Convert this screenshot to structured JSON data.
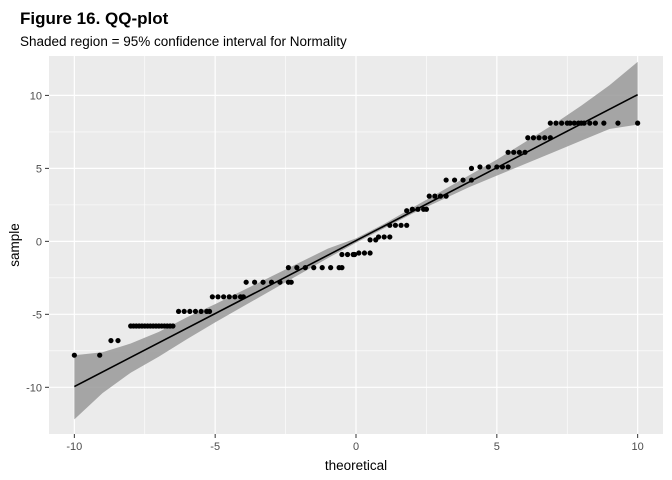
{
  "chart_data": {
    "type": "scatter",
    "title": "Figure 16. QQ-plot",
    "subtitle": "Shaded region = 95% confidence interval for Normality",
    "xlabel": "theoretical",
    "ylabel": "sample",
    "xlim": [
      -10.9,
      10.9
    ],
    "ylim": [
      -13.2,
      12.7
    ],
    "x_ticks": [
      -10,
      -5,
      0,
      5,
      10
    ],
    "y_ticks": [
      -10,
      -5,
      0,
      5,
      10
    ],
    "grid": true,
    "background": "#ebebeb",
    "grid_color": "#ffffff",
    "point_color": "#000000",
    "band_color": "#999999",
    "reference_line": {
      "slope": 1.0,
      "intercept": 0.05,
      "x_range": [
        -10,
        10
      ]
    },
    "confidence_band": {
      "x": [
        -10,
        -9,
        -8,
        -7,
        -6,
        -5,
        -4,
        -3,
        -2,
        -1,
        0,
        1,
        2,
        3,
        4,
        5,
        6,
        7,
        8,
        9,
        10
      ],
      "lower": [
        -12.2,
        -10.4,
        -9.0,
        -7.9,
        -6.7,
        -5.55,
        -4.45,
        -3.35,
        -2.25,
        -1.15,
        -0.1,
        0.9,
        1.9,
        2.8,
        3.7,
        4.5,
        5.3,
        6.1,
        6.9,
        7.7,
        8.0
      ],
      "upper": [
        -7.8,
        -7.6,
        -7.0,
        -6.2,
        -5.2,
        -4.3,
        -3.35,
        -2.4,
        -1.45,
        -0.5,
        0.2,
        1.2,
        2.3,
        3.4,
        4.5,
        5.6,
        6.8,
        8.0,
        9.3,
        10.7,
        12.3
      ]
    },
    "series": [
      {
        "points": [
          [
            -10.0,
            -7.8
          ],
          [
            -9.1,
            -7.8
          ],
          [
            -8.7,
            -6.8
          ],
          [
            -8.45,
            -6.8
          ],
          [
            -8.0,
            -5.8
          ],
          [
            -7.9,
            -5.8
          ],
          [
            -7.8,
            -5.8
          ],
          [
            -7.7,
            -5.8
          ],
          [
            -7.6,
            -5.8
          ],
          [
            -7.5,
            -5.8
          ],
          [
            -7.4,
            -5.8
          ],
          [
            -7.3,
            -5.8
          ],
          [
            -7.2,
            -5.8
          ],
          [
            -7.1,
            -5.8
          ],
          [
            -7.0,
            -5.8
          ],
          [
            -6.9,
            -5.8
          ],
          [
            -6.8,
            -5.8
          ],
          [
            -6.7,
            -5.8
          ],
          [
            -6.6,
            -5.8
          ],
          [
            -6.5,
            -5.8
          ],
          [
            -6.3,
            -4.8
          ],
          [
            -6.1,
            -4.8
          ],
          [
            -5.9,
            -4.8
          ],
          [
            -5.7,
            -4.8
          ],
          [
            -5.5,
            -4.8
          ],
          [
            -5.3,
            -4.8
          ],
          [
            -5.2,
            -4.8
          ],
          [
            -5.1,
            -3.8
          ],
          [
            -4.9,
            -3.8
          ],
          [
            -4.7,
            -3.8
          ],
          [
            -4.5,
            -3.8
          ],
          [
            -4.3,
            -3.8
          ],
          [
            -4.1,
            -3.8
          ],
          [
            -4.0,
            -3.8
          ],
          [
            -3.9,
            -2.8
          ],
          [
            -3.6,
            -2.8
          ],
          [
            -3.3,
            -2.8
          ],
          [
            -3.0,
            -2.8
          ],
          [
            -2.7,
            -2.8
          ],
          [
            -2.4,
            -2.8
          ],
          [
            -2.3,
            -2.8
          ],
          [
            -2.4,
            -1.8
          ],
          [
            -2.1,
            -1.8
          ],
          [
            -1.8,
            -1.8
          ],
          [
            -1.5,
            -1.8
          ],
          [
            -1.2,
            -1.8
          ],
          [
            -0.9,
            -1.8
          ],
          [
            -0.6,
            -1.8
          ],
          [
            -0.5,
            -1.8
          ],
          [
            -0.5,
            -0.9
          ],
          [
            -0.3,
            -0.9
          ],
          [
            -0.1,
            -0.9
          ],
          [
            -0.05,
            -0.9
          ],
          [
            0.1,
            -0.8
          ],
          [
            0.3,
            -0.8
          ],
          [
            0.5,
            -0.8
          ],
          [
            0.5,
            0.1
          ],
          [
            0.7,
            0.1
          ],
          [
            0.8,
            0.3
          ],
          [
            1.0,
            0.3
          ],
          [
            1.2,
            0.3
          ],
          [
            1.2,
            1.1
          ],
          [
            1.4,
            1.1
          ],
          [
            1.6,
            1.1
          ],
          [
            1.8,
            1.1
          ],
          [
            1.8,
            2.1
          ],
          [
            2.0,
            2.2
          ],
          [
            2.2,
            2.2
          ],
          [
            2.4,
            2.2
          ],
          [
            2.5,
            2.2
          ],
          [
            2.6,
            3.1
          ],
          [
            2.8,
            3.1
          ],
          [
            3.0,
            3.1
          ],
          [
            3.2,
            3.1
          ],
          [
            3.2,
            4.2
          ],
          [
            3.5,
            4.2
          ],
          [
            3.8,
            4.2
          ],
          [
            4.1,
            4.2
          ],
          [
            4.1,
            5.0
          ],
          [
            4.4,
            5.1
          ],
          [
            4.7,
            5.1
          ],
          [
            5.0,
            5.1
          ],
          [
            5.2,
            5.1
          ],
          [
            5.4,
            5.1
          ],
          [
            5.4,
            6.1
          ],
          [
            5.6,
            6.1
          ],
          [
            5.8,
            6.1
          ],
          [
            6.0,
            6.1
          ],
          [
            6.1,
            7.1
          ],
          [
            6.3,
            7.1
          ],
          [
            6.5,
            7.1
          ],
          [
            6.7,
            7.1
          ],
          [
            6.9,
            7.1
          ],
          [
            6.9,
            8.1
          ],
          [
            7.1,
            8.1
          ],
          [
            7.3,
            8.1
          ],
          [
            7.5,
            8.1
          ],
          [
            7.6,
            8.1
          ],
          [
            7.75,
            8.1
          ],
          [
            7.9,
            8.1
          ],
          [
            8.0,
            8.1
          ],
          [
            8.1,
            8.1
          ],
          [
            8.3,
            8.1
          ],
          [
            8.5,
            8.1
          ],
          [
            8.8,
            8.1
          ],
          [
            9.3,
            8.1
          ],
          [
            10.0,
            8.1
          ]
        ]
      }
    ]
  }
}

==========

• [Goal]: Copy the listing over exactly, skipping the pictures it holds.

• [Exercise solution]:
Convert this screenshot to structured JSON data.
{
  "chart_data": {
    "type": "scatter",
    "title": "Figure 16. QQ-plot",
    "subtitle": "Shaded region = 95% confidence interval for Normality",
    "xlabel": "theoretical",
    "ylabel": "sample",
    "xlim": [
      -10.9,
      10.9
    ],
    "ylim": [
      -13.2,
      12.7
    ],
    "x_ticks": [
      -10,
      -5,
      0,
      5,
      10
    ],
    "y_ticks": [
      -10,
      -5,
      0,
      5,
      10
    ],
    "grid": true,
    "background": "#ebebeb",
    "grid_color": "#ffffff",
    "point_color": "#000000",
    "band_color": "#999999",
    "reference_line": {
      "slope": 1.0,
      "intercept": 0.05,
      "x_range": [
        -10,
        10
      ]
    },
    "confidence_band": {
      "x": [
        -10,
        -9,
        -8,
        -7,
        -6,
        -5,
        -4,
        -3,
        -2,
        -1,
        0,
        1,
        2,
        3,
        4,
        5,
        6,
        7,
        8,
        9,
        10
      ],
      "lower": [
        -12.2,
        -10.4,
        -9.0,
        -7.9,
        -6.7,
        -5.55,
        -4.45,
        -3.35,
        -2.25,
        -1.15,
        -0.1,
        0.9,
        1.9,
        2.8,
        3.7,
        4.5,
        5.3,
        6.1,
        6.9,
        7.7,
        8.0
      ],
      "upper": [
        -7.8,
        -7.6,
        -7.0,
        -6.2,
        -5.2,
        -4.3,
        -3.35,
        -2.4,
        -1.45,
        -0.5,
        0.2,
        1.2,
        2.3,
        3.4,
        4.5,
        5.6,
        6.8,
        8.0,
        9.3,
        10.7,
        12.3
      ]
    },
    "series": [
      {
        "points": [
          [
            -10.0,
            -7.8
          ],
          [
            -9.1,
            -7.8
          ],
          [
            -8.7,
            -6.8
          ],
          [
            -8.45,
            -6.8
          ],
          [
            -8.0,
            -5.8
          ],
          [
            -7.9,
            -5.8
          ],
          [
            -7.8,
            -5.8
          ],
          [
            -7.7,
            -5.8
          ],
          [
            -7.6,
            -5.8
          ],
          [
            -7.5,
            -5.8
          ],
          [
            -7.4,
            -5.8
          ],
          [
            -7.3,
            -5.8
          ],
          [
            -7.2,
            -5.8
          ],
          [
            -7.1,
            -5.8
          ],
          [
            -7.0,
            -5.8
          ],
          [
            -6.9,
            -5.8
          ],
          [
            -6.8,
            -5.8
          ],
          [
            -6.7,
            -5.8
          ],
          [
            -6.6,
            -5.8
          ],
          [
            -6.5,
            -5.8
          ],
          [
            -6.3,
            -4.8
          ],
          [
            -6.1,
            -4.8
          ],
          [
            -5.9,
            -4.8
          ],
          [
            -5.7,
            -4.8
          ],
          [
            -5.5,
            -4.8
          ],
          [
            -5.3,
            -4.8
          ],
          [
            -5.2,
            -4.8
          ],
          [
            -5.1,
            -3.8
          ],
          [
            -4.9,
            -3.8
          ],
          [
            -4.7,
            -3.8
          ],
          [
            -4.5,
            -3.8
          ],
          [
            -4.3,
            -3.8
          ],
          [
            -4.1,
            -3.8
          ],
          [
            -4.0,
            -3.8
          ],
          [
            -3.9,
            -2.8
          ],
          [
            -3.6,
            -2.8
          ],
          [
            -3.3,
            -2.8
          ],
          [
            -3.0,
            -2.8
          ],
          [
            -2.7,
            -2.8
          ],
          [
            -2.4,
            -2.8
          ],
          [
            -2.3,
            -2.8
          ],
          [
            -2.4,
            -1.8
          ],
          [
            -2.1,
            -1.8
          ],
          [
            -1.8,
            -1.8
          ],
          [
            -1.5,
            -1.8
          ],
          [
            -1.2,
            -1.8
          ],
          [
            -0.9,
            -1.8
          ],
          [
            -0.6,
            -1.8
          ],
          [
            -0.5,
            -1.8
          ],
          [
            -0.5,
            -0.9
          ],
          [
            -0.3,
            -0.9
          ],
          [
            -0.1,
            -0.9
          ],
          [
            -0.05,
            -0.9
          ],
          [
            0.1,
            -0.8
          ],
          [
            0.3,
            -0.8
          ],
          [
            0.5,
            -0.8
          ],
          [
            0.5,
            0.1
          ],
          [
            0.7,
            0.1
          ],
          [
            0.8,
            0.3
          ],
          [
            1.0,
            0.3
          ],
          [
            1.2,
            0.3
          ],
          [
            1.2,
            1.1
          ],
          [
            1.4,
            1.1
          ],
          [
            1.6,
            1.1
          ],
          [
            1.8,
            1.1
          ],
          [
            1.8,
            2.1
          ],
          [
            2.0,
            2.2
          ],
          [
            2.2,
            2.2
          ],
          [
            2.4,
            2.2
          ],
          [
            2.5,
            2.2
          ],
          [
            2.6,
            3.1
          ],
          [
            2.8,
            3.1
          ],
          [
            3.0,
            3.1
          ],
          [
            3.2,
            3.1
          ],
          [
            3.2,
            4.2
          ],
          [
            3.5,
            4.2
          ],
          [
            3.8,
            4.2
          ],
          [
            4.1,
            4.2
          ],
          [
            4.1,
            5.0
          ],
          [
            4.4,
            5.1
          ],
          [
            4.7,
            5.1
          ],
          [
            5.0,
            5.1
          ],
          [
            5.2,
            5.1
          ],
          [
            5.4,
            5.1
          ],
          [
            5.4,
            6.1
          ],
          [
            5.6,
            6.1
          ],
          [
            5.8,
            6.1
          ],
          [
            6.0,
            6.1
          ],
          [
            6.1,
            7.1
          ],
          [
            6.3,
            7.1
          ],
          [
            6.5,
            7.1
          ],
          [
            6.7,
            7.1
          ],
          [
            6.9,
            7.1
          ],
          [
            6.9,
            8.1
          ],
          [
            7.1,
            8.1
          ],
          [
            7.3,
            8.1
          ],
          [
            7.5,
            8.1
          ],
          [
            7.6,
            8.1
          ],
          [
            7.75,
            8.1
          ],
          [
            7.9,
            8.1
          ],
          [
            8.0,
            8.1
          ],
          [
            8.1,
            8.1
          ],
          [
            8.3,
            8.1
          ],
          [
            8.5,
            8.1
          ],
          [
            8.8,
            8.1
          ],
          [
            9.3,
            8.1
          ],
          [
            10.0,
            8.1
          ]
        ]
      }
    ]
  }
}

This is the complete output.